Look through the listing below and work out how many of its lines hold the word "relative". Give only the number.
↓↓↓
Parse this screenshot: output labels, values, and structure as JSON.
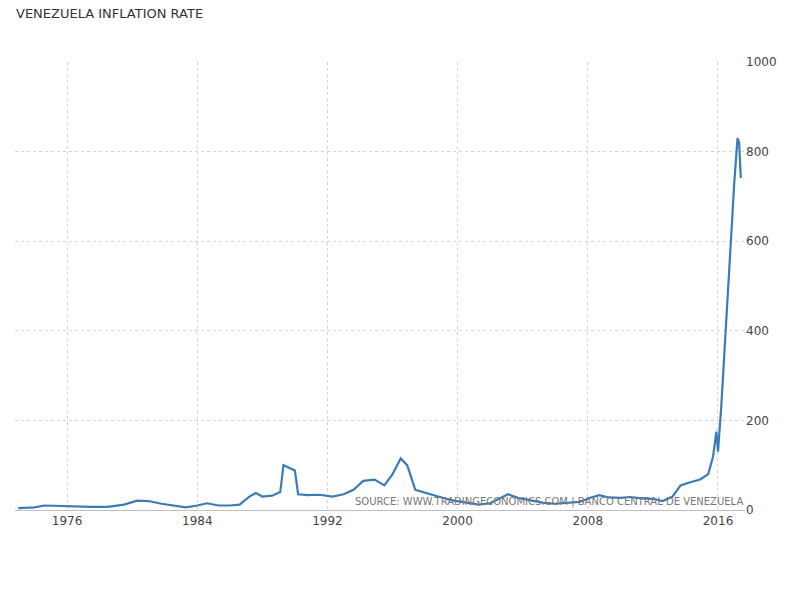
{
  "chart_data": {
    "type": "line",
    "title": "VENEZUELA INFLATION RATE",
    "annotations": [
      "SOURCE: WWW.TRADINGECONOMICS.COM | BANCO CENTRAL DE VENEZUELA"
    ],
    "color": "#3a7bb8",
    "x": [
      1973.0,
      1974.0,
      1974.6,
      1975.5,
      1976.5,
      1977.5,
      1978.5,
      1979.5,
      1980.3,
      1981.0,
      1981.8,
      1982.5,
      1983.3,
      1984.0,
      1984.6,
      1985.3,
      1986.0,
      1986.6,
      1987.2,
      1987.6,
      1988.0,
      1988.6,
      1989.1,
      1989.3,
      1989.6,
      1990.0,
      1990.2,
      1990.8,
      1991.5,
      1992.3,
      1993.0,
      1993.6,
      1994.2,
      1994.9,
      1995.5,
      1996.0,
      1996.5,
      1996.9,
      1997.4,
      1998.0,
      1998.8,
      1999.6,
      2000.5,
      2001.3,
      2002.0,
      2002.6,
      2003.1,
      2003.7,
      2004.5,
      2005.3,
      2006.0,
      2006.8,
      2007.5,
      2008.2,
      2008.7,
      2009.3,
      2010.0,
      2010.6,
      2011.3,
      2012.0,
      2012.6,
      2013.2,
      2013.7,
      2014.3,
      2014.9,
      2015.4,
      2015.7,
      2015.9,
      2016.0,
      2016.2,
      2016.5,
      2016.8,
      2017.0,
      2017.2,
      2017.3,
      2017.4
    ],
    "values": [
      4,
      6,
      10,
      9,
      7,
      7,
      7,
      12,
      21,
      20,
      14,
      10,
      6,
      10,
      15,
      10,
      10,
      12,
      30,
      38,
      30,
      32,
      40,
      100,
      95,
      88,
      35,
      33,
      34,
      30,
      35,
      45,
      65,
      68,
      55,
      80,
      115,
      100,
      45,
      38,
      30,
      22,
      16,
      12,
      15,
      25,
      35,
      27,
      22,
      16,
      14,
      17,
      18,
      28,
      33,
      28,
      27,
      29,
      26,
      25,
      20,
      30,
      55,
      62,
      68,
      80,
      120,
      175,
      130,
      230,
      420,
      600,
      730,
      830,
      820,
      741
    ],
    "xlim": [
      1972.8,
      2017.66
    ],
    "xticks": [
      1976,
      1984,
      1992,
      2000,
      2008,
      2016
    ],
    "ylim": [
      0,
      1000
    ],
    "yticks": [
      0,
      200,
      400,
      600,
      800,
      1000
    ],
    "grid": true
  }
}
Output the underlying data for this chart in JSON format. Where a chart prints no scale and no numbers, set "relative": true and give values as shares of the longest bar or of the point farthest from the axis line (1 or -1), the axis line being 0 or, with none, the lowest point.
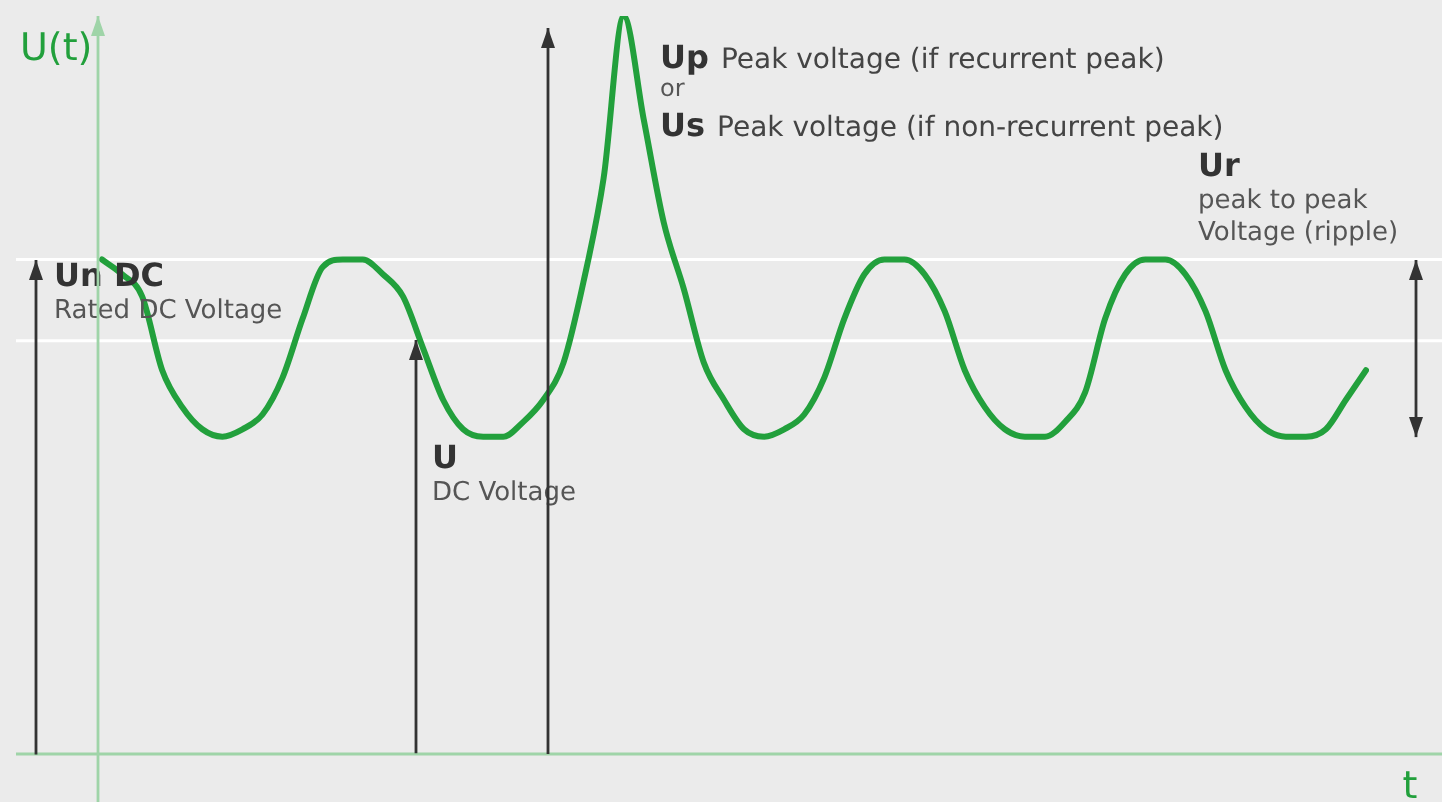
{
  "chart_data": {
    "type": "line",
    "relative": true,
    "xlabel": "t",
    "ylabel": "U(t)",
    "categories": [
      null,
      null,
      null,
      null,
      null,
      null,
      null,
      null,
      null,
      null,
      null,
      null,
      null,
      null,
      null,
      null,
      null,
      null,
      null,
      null,
      null,
      null,
      null,
      null,
      null,
      null,
      null,
      null,
      null,
      null,
      null,
      null,
      null,
      null,
      null,
      null,
      null,
      null,
      null,
      null,
      null,
      null,
      null,
      null,
      null,
      null,
      null,
      null,
      null,
      null,
      null,
      null,
      null,
      null,
      null,
      null,
      null,
      null,
      null,
      null,
      null,
      null,
      null,
      null
    ],
    "series": [
      {
        "color": "#22a03c",
        "values": [
          0.67,
          0.65,
          0.62,
          0.52,
          0.47,
          0.44,
          0.43,
          0.44,
          0.46,
          0.51,
          0.59,
          0.66,
          0.67,
          0.67,
          0.65,
          0.62,
          0.55,
          0.48,
          0.44,
          0.43,
          0.43,
          0.45,
          0.48,
          0.53,
          0.64,
          0.78,
          1,
          0.86,
          0.72,
          0.63,
          0.53,
          0.48,
          0.44,
          0.43,
          0.44,
          0.46,
          0.51,
          0.59,
          0.65,
          0.67,
          0.67,
          0.65,
          0.6,
          0.52,
          0.47,
          0.44,
          0.43,
          0.43,
          0.45,
          0.49,
          0.59,
          0.65,
          0.67,
          0.67,
          0.65,
          0.6,
          0.52,
          0.47,
          0.44,
          0.43,
          0.43,
          0.44,
          0.48,
          0.52
        ]
      }
    ],
    "ref_lines": [
      {
        "axis": "y",
        "value": 0.67,
        "color": "#ffffff"
      },
      {
        "axis": "y",
        "value": 0.56,
        "color": "#ffffff"
      }
    ],
    "annotations": [
      "Un DC",
      "Rated DC Voltage",
      "U",
      "DC Voltage",
      "Up",
      "Peak voltage (if recurrent peak)",
      "or",
      "Us",
      "Peak voltage (if non-recurrent peak)",
      "Ur",
      "peak to peak",
      "Voltage (ripple)"
    ],
    "legend": false,
    "marker": "none",
    "line_style": "solid"
  }
}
↑↑↑
§ **Task response**:
2